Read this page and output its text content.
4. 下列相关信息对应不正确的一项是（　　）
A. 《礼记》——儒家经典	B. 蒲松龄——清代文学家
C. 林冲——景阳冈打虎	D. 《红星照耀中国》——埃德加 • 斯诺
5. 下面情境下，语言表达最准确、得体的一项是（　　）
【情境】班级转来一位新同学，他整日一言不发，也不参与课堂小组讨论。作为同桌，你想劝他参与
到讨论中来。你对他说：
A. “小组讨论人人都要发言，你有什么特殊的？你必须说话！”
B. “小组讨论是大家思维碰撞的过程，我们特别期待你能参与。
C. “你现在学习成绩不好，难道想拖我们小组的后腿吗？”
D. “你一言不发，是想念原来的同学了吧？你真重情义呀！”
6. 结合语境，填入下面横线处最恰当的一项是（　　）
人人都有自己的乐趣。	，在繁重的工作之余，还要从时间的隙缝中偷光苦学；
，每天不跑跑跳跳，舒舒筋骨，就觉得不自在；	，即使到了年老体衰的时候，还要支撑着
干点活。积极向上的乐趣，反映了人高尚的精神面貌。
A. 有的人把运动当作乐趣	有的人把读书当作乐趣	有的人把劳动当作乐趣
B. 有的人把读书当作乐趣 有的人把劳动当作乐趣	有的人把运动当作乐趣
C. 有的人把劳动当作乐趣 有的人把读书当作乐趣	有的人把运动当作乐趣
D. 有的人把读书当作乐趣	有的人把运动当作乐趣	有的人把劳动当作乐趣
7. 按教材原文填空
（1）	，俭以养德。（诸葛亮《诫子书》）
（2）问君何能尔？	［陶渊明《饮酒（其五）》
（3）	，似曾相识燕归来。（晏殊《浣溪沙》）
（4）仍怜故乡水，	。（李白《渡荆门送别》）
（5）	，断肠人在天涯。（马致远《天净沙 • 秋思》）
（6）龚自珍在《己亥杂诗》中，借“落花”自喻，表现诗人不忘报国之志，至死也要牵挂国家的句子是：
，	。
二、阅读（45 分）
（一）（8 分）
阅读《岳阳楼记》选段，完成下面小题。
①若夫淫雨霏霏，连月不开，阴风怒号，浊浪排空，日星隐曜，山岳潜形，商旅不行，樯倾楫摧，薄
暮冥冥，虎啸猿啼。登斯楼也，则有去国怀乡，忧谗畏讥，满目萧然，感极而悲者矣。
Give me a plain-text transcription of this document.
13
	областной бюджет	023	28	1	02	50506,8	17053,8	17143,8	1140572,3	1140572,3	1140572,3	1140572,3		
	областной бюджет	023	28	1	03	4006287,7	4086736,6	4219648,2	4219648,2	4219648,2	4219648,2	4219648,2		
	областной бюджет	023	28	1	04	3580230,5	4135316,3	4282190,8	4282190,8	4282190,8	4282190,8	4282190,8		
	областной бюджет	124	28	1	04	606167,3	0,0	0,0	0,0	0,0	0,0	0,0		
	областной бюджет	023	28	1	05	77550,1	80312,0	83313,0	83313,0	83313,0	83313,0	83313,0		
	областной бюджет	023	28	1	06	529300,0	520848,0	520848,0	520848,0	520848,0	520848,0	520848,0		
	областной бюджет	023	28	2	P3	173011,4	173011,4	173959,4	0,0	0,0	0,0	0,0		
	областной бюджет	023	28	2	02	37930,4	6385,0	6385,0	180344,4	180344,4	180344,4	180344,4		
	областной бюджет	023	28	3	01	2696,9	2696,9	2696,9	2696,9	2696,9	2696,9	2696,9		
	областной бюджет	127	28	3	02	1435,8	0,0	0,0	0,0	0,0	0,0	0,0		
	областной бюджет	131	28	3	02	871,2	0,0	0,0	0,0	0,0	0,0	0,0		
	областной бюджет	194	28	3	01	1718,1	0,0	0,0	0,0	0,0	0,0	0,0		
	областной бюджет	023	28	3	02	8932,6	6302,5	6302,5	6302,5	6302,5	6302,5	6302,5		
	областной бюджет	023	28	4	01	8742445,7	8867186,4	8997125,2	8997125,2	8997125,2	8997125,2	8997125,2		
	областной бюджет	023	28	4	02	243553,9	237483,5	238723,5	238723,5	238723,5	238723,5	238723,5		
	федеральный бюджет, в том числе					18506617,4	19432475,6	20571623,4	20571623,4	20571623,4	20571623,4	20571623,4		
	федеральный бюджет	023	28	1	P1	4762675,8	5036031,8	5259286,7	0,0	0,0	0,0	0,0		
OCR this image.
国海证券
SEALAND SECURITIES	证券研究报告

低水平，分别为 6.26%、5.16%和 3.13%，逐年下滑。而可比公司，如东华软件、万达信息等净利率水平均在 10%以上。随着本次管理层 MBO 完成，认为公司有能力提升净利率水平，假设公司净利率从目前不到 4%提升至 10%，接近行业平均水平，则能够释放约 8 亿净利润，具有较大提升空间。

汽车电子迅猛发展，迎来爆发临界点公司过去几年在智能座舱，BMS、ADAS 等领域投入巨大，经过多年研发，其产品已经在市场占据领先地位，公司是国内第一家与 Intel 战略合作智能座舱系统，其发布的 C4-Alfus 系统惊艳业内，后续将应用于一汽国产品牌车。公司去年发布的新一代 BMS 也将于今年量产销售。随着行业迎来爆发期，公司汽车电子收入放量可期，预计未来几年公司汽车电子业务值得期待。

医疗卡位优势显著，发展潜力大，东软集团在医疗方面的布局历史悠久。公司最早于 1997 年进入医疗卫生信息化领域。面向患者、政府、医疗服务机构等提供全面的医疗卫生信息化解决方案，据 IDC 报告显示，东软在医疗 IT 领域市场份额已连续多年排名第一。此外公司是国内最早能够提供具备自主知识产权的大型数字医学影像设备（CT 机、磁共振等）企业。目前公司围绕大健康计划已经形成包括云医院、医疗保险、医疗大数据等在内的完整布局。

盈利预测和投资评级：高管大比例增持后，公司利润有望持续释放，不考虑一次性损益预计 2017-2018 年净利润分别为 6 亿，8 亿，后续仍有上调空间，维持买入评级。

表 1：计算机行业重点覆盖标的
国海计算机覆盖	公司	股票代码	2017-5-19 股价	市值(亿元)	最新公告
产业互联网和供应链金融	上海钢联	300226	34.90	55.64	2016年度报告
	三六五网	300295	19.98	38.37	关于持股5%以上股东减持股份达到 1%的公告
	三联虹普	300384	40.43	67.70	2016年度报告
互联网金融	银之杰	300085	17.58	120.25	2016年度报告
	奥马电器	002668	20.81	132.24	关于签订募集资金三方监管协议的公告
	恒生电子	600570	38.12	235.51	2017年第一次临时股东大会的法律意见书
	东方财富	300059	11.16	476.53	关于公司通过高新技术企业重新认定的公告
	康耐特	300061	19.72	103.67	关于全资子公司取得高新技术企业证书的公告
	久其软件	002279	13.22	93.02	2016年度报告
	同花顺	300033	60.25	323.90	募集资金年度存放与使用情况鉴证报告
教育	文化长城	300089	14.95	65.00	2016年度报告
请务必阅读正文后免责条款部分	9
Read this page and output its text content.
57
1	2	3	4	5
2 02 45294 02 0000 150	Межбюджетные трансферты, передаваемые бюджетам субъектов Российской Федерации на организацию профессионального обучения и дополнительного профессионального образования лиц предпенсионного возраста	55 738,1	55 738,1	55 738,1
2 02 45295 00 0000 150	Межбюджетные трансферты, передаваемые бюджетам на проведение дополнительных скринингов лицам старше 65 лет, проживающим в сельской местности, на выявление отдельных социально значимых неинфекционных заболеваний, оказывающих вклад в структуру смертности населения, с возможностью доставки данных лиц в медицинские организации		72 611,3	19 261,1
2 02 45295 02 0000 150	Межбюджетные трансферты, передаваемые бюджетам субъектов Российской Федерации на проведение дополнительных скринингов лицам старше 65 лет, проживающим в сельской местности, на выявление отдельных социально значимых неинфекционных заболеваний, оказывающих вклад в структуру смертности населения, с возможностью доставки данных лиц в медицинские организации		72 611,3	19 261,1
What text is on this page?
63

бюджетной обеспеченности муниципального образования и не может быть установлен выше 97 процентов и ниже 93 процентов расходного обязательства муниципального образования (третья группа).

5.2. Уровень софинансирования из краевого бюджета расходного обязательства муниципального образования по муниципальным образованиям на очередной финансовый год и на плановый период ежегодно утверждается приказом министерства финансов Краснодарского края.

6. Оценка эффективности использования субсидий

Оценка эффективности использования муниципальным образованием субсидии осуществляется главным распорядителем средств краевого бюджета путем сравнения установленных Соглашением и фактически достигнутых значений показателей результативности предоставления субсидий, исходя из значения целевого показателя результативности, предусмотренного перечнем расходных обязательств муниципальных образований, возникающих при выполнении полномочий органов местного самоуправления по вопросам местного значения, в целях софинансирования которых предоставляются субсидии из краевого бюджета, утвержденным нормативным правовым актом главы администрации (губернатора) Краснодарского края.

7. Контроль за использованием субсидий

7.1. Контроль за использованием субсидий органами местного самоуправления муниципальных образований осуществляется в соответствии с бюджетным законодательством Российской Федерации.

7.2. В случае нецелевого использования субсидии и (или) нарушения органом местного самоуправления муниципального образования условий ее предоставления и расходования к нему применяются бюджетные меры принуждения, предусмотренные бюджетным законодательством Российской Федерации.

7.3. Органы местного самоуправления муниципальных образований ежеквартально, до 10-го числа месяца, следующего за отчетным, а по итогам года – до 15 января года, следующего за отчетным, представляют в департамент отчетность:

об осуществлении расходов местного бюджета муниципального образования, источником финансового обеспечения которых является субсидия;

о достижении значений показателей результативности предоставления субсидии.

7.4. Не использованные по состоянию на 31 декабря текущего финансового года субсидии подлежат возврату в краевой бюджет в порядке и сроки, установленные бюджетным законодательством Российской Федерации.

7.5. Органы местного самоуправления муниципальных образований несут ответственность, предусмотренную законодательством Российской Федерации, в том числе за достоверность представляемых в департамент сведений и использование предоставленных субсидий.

## WHAT THE TASK ASKS
Select every line of the material above holding the word "года" and copy it.

## SOLUTION TO THE PROBLEM
7.3. Органы местного самоуправления муниципальных образований ежеквартально, до 10-го числа месяца, следующего за отчетным, а по итогам года – до 15 января года, следующего за отчетным, представляют в департамент отчетность:
7.4. Не использованные по состоянию на 31 декабря текущего финансового года субсидии подлежат возврату в краевой бюджет в порядке и сроки, установленные бюджетным законодательством Российской Федерации.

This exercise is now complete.